Job:
Both the line containing "Transcribe this image's" and the last line of the listing are included: write out exactly the lines from one to the other.

Data for this exercise:
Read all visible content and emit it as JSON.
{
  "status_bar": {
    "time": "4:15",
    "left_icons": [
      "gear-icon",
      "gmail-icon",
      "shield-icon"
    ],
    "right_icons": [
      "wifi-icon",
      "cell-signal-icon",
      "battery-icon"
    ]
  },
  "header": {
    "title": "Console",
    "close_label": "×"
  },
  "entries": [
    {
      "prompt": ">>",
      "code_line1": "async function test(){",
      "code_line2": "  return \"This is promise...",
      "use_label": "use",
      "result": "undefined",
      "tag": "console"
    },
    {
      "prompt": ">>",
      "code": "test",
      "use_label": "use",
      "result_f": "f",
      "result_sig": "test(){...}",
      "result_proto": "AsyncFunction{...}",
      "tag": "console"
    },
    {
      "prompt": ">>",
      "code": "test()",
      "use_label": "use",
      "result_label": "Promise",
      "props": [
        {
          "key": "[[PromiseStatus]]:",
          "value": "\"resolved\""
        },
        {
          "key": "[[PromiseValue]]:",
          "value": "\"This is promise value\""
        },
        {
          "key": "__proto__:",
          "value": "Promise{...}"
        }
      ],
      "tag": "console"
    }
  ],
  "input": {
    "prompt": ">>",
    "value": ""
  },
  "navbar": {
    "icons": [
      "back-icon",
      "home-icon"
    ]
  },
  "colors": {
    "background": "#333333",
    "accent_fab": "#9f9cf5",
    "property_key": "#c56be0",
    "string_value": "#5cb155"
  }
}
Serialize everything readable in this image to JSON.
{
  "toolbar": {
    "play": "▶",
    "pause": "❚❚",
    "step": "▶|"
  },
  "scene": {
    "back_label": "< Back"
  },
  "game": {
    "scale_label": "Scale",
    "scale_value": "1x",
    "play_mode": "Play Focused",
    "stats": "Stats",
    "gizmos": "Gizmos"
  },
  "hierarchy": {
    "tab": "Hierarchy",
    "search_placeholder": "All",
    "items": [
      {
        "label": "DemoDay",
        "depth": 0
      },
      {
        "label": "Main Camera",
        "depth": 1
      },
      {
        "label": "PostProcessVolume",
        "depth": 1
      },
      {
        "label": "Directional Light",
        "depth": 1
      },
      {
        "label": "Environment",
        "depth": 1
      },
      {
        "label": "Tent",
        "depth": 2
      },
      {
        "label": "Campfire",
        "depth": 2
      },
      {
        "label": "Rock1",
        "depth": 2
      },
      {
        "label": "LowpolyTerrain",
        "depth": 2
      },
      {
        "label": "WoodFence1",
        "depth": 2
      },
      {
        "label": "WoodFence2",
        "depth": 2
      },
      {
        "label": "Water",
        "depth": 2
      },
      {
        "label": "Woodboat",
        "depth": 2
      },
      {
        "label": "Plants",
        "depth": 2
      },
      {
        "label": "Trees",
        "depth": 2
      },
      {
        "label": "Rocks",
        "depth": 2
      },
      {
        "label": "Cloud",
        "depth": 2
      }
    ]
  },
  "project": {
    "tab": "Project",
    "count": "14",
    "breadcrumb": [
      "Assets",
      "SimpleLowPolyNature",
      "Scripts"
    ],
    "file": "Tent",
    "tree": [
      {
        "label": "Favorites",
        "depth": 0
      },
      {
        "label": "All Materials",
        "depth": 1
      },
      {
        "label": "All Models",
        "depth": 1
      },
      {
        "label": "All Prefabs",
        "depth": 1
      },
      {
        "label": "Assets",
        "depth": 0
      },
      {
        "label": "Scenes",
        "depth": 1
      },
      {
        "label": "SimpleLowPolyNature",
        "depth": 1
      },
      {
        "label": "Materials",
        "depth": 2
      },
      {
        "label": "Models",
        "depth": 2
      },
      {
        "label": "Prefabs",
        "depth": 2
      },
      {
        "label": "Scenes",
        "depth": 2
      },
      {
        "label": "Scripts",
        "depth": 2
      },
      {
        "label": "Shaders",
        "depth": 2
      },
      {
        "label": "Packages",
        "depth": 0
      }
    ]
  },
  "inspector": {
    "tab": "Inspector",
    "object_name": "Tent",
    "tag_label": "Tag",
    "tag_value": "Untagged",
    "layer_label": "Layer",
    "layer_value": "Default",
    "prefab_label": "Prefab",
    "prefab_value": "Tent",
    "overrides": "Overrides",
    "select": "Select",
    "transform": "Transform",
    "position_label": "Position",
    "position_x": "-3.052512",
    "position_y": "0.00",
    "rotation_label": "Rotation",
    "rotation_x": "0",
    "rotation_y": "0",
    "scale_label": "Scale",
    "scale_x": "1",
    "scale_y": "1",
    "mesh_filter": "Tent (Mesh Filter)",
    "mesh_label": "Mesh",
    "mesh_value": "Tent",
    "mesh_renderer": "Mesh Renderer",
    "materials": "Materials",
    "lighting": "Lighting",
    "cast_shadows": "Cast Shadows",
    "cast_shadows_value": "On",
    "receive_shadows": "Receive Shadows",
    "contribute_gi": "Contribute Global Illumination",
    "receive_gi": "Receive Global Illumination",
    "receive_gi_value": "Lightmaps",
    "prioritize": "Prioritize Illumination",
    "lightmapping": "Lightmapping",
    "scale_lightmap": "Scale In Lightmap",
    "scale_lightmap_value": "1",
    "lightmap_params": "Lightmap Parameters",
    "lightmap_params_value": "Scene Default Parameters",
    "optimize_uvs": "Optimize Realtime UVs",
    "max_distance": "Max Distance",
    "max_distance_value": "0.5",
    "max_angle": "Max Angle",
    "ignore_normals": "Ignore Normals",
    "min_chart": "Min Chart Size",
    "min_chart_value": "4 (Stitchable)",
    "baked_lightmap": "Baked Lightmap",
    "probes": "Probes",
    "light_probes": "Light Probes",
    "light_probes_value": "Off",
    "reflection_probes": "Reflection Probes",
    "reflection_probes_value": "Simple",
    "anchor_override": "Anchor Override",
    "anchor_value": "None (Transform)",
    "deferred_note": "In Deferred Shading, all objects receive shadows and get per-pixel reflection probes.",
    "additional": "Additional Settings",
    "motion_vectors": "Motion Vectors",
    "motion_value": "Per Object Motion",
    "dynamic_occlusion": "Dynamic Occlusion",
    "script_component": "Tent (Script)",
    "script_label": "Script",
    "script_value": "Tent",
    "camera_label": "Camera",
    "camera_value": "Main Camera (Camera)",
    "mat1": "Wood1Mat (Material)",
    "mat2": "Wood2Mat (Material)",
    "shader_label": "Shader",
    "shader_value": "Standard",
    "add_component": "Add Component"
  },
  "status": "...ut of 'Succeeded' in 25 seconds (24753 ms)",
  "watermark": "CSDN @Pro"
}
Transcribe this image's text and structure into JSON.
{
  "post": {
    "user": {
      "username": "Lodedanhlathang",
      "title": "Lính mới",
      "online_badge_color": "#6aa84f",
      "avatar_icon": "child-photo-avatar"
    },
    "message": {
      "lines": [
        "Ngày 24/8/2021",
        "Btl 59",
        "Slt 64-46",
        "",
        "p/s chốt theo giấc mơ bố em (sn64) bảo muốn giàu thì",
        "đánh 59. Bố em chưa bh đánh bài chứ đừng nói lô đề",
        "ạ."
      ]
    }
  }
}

Written solution:
Transcribe this image's text and structure into JSON.
{
  "post": {
    "user": {
      "username": "Lodedanhlathang",
      "title": "Lính mới",
      "online_badge_color": "#6aa84f",
      "avatar_icon": "child-photo-avatar"
    },
    "message": {
      "lines": [
        "Ngày 24/8/2021",
        "Btl 59",
        "Slt 64-46",
        "",
        "p/s chốt theo giấc mơ bố em (sn64) bảo muốn giàu thì",
        "đánh 59. Bố em chưa bh đánh bài chứ đừng nói lô đề",
        "ạ."
      ]
    }
  }
}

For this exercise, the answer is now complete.